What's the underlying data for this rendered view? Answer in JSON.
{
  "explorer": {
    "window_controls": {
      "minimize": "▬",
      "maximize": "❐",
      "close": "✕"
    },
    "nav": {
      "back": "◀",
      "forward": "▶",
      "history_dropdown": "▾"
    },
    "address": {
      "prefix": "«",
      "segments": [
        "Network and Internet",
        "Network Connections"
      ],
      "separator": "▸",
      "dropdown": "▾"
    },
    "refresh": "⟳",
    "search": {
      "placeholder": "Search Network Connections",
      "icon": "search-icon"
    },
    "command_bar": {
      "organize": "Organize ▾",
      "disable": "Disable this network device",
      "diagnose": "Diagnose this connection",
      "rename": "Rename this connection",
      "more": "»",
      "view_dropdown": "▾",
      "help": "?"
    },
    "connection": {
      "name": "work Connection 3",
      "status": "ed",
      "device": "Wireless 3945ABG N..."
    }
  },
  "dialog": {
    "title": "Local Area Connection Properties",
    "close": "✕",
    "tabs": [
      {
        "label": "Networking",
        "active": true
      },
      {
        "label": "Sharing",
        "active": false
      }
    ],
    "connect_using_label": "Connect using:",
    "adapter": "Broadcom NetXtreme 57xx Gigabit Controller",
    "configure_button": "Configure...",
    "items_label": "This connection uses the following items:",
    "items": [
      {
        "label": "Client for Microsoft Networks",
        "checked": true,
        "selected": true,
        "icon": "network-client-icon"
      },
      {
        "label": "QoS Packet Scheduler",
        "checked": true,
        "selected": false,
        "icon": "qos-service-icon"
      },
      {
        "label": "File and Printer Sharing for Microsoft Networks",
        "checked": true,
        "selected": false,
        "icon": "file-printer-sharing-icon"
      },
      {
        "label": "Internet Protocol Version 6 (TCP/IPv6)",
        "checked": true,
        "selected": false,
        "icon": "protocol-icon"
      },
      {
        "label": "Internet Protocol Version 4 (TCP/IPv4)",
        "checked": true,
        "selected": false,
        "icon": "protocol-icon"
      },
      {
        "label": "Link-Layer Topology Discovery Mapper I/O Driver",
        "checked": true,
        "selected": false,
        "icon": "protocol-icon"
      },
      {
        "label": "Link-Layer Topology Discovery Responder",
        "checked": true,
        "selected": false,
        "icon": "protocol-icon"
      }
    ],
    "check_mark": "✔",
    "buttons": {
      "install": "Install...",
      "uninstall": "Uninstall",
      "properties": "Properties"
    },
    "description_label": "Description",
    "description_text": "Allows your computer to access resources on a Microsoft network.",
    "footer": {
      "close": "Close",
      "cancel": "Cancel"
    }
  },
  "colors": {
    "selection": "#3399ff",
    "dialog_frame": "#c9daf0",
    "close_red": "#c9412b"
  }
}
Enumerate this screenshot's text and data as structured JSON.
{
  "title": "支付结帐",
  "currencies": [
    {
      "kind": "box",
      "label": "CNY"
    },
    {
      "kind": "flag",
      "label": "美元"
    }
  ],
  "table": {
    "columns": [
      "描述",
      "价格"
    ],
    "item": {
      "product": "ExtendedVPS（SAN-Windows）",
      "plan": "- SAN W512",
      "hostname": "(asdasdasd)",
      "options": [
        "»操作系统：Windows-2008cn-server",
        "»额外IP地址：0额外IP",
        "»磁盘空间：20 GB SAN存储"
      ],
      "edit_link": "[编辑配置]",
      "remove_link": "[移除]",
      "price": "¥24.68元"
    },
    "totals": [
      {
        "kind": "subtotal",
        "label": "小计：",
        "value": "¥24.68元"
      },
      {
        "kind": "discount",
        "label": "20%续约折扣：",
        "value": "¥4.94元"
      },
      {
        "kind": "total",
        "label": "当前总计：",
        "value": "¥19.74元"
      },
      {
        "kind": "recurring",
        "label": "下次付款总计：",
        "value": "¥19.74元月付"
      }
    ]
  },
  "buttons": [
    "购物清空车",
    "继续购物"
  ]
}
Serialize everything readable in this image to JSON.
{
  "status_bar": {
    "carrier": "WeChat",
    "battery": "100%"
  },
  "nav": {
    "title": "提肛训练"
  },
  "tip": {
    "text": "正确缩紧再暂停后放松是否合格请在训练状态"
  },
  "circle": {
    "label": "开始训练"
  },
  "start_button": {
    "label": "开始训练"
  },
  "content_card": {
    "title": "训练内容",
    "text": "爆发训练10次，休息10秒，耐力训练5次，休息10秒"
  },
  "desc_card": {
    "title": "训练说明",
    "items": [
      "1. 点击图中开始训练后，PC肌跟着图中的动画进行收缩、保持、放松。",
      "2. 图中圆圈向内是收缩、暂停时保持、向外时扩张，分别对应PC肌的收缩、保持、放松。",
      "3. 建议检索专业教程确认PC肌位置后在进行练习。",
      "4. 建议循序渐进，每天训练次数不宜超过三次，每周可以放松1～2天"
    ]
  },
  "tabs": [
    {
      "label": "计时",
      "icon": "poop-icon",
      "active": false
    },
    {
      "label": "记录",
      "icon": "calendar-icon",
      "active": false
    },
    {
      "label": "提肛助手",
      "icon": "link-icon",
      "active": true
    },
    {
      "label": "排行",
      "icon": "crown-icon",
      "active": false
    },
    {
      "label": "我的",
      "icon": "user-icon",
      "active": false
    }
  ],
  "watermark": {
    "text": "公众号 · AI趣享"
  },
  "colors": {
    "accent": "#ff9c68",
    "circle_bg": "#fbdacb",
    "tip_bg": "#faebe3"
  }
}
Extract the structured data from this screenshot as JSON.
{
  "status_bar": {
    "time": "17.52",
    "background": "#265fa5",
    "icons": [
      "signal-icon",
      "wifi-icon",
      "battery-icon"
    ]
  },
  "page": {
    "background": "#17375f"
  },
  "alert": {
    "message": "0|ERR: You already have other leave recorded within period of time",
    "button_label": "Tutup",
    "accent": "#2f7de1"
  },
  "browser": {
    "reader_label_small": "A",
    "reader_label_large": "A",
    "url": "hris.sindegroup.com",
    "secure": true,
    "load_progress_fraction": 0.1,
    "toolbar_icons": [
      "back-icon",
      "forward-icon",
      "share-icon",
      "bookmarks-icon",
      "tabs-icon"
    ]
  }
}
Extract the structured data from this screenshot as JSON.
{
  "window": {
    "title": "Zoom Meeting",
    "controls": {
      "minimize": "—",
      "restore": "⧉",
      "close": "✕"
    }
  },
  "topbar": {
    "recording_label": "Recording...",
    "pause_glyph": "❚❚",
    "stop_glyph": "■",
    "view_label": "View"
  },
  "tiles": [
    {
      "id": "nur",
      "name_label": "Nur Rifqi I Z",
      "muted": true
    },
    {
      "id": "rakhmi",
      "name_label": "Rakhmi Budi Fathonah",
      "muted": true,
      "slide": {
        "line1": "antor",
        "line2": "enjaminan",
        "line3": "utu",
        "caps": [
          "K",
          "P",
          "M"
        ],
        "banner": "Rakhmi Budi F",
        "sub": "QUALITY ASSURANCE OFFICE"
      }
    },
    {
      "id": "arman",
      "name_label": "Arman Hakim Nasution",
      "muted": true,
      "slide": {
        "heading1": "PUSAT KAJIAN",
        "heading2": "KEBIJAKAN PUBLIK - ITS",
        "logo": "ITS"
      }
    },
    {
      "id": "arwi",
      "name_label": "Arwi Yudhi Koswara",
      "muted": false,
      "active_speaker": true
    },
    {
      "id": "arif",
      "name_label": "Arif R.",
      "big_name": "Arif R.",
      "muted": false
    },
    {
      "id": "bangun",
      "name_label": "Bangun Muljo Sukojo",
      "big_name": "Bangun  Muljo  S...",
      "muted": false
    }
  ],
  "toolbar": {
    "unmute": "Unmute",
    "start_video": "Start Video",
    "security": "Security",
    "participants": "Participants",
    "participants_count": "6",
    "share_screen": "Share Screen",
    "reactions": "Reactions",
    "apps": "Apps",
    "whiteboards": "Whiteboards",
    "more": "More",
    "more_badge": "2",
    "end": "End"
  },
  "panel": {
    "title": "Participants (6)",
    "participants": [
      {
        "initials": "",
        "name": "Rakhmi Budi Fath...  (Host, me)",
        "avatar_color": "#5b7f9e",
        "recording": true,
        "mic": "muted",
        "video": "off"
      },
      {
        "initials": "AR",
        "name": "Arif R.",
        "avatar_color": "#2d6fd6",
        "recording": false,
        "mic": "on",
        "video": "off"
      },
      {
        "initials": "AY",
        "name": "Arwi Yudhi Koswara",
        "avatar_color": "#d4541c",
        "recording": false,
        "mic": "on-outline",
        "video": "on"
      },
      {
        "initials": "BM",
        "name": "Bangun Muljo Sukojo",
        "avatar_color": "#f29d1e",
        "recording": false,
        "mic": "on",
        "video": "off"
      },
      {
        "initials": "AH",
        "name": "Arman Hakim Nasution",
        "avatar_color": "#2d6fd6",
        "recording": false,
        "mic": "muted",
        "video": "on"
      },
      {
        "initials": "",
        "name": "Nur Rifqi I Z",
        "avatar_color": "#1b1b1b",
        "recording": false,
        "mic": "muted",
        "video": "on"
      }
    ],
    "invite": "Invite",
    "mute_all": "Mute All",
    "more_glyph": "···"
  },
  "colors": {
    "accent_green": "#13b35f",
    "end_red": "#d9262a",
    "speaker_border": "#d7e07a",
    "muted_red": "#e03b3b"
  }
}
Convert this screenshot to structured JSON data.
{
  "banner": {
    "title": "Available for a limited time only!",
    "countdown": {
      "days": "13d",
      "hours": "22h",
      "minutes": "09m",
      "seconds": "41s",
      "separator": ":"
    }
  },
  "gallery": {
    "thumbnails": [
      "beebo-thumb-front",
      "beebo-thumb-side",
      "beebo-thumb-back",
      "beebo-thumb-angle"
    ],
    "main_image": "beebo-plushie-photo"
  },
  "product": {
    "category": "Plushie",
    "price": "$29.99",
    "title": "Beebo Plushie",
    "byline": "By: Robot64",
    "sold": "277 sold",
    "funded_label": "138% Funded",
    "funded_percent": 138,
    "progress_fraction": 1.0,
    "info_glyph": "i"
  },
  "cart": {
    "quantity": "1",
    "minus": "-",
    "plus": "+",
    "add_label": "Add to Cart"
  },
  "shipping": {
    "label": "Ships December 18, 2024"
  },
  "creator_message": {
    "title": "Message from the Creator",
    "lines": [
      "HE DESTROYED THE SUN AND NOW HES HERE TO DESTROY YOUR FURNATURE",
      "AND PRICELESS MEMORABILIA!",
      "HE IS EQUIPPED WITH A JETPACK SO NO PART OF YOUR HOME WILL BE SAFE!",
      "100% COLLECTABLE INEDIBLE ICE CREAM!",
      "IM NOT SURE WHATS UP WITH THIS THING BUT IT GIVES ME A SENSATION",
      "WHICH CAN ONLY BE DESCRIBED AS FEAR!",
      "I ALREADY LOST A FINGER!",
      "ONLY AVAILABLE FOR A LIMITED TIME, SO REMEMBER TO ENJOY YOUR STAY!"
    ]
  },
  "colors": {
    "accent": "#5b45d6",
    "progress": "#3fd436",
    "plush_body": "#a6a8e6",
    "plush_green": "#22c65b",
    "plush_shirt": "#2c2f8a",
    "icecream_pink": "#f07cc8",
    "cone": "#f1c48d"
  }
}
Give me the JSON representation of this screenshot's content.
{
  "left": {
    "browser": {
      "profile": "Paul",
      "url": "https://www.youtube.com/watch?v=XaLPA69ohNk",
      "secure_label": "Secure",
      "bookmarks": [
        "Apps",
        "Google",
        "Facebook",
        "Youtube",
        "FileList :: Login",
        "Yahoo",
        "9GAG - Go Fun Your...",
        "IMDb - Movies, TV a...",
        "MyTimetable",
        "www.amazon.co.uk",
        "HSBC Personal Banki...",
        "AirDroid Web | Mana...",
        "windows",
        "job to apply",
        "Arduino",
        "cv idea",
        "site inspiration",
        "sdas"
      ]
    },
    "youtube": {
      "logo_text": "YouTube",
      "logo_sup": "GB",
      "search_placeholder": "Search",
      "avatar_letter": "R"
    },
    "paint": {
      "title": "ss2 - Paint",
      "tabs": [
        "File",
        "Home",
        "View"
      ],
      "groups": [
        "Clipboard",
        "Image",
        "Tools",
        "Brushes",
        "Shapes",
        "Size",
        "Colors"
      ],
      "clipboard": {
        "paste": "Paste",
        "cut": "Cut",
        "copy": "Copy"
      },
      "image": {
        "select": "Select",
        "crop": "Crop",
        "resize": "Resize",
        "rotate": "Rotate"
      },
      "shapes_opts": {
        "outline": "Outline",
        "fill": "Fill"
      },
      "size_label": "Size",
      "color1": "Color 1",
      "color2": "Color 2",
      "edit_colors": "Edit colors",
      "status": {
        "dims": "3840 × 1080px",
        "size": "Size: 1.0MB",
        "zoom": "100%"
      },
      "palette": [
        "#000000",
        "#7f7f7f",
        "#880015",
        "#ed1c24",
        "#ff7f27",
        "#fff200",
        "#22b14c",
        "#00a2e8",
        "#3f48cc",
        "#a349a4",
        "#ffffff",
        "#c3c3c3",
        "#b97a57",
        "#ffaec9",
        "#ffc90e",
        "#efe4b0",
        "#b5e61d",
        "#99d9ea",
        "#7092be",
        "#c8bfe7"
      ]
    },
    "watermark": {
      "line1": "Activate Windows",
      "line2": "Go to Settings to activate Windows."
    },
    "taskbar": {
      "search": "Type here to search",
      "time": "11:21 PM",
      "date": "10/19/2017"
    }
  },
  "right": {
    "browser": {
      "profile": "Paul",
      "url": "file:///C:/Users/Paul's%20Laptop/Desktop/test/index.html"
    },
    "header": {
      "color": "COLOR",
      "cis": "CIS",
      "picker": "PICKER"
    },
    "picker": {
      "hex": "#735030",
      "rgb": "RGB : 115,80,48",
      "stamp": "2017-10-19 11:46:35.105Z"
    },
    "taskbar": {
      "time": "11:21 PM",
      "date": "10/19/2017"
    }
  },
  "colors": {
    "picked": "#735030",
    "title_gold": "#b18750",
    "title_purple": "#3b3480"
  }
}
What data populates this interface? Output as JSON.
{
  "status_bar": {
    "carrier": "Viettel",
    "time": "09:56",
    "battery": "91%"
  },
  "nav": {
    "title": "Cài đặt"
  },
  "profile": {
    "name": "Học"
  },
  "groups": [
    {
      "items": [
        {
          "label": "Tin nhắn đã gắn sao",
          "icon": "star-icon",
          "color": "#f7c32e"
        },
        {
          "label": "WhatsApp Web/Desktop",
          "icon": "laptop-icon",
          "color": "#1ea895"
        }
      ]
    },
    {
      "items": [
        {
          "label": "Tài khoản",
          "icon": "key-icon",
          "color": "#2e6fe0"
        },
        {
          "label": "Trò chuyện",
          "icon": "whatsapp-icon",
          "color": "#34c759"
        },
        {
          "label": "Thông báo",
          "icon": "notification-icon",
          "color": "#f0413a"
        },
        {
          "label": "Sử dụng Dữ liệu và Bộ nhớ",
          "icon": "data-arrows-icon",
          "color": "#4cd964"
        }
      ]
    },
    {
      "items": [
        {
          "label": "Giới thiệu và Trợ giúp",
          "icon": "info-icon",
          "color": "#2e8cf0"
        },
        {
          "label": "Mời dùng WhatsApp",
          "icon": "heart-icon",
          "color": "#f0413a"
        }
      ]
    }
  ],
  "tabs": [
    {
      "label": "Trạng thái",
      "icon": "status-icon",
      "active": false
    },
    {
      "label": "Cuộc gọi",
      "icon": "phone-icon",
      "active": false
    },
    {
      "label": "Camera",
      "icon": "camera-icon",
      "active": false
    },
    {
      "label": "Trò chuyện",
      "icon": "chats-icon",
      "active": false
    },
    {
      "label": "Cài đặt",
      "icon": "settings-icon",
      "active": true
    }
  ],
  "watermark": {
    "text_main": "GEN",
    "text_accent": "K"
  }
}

---*---

▶ _What you will do_:
From the records above, report the count of lines containing "battery" and nothing more.

▶ _Answer to the task_:
3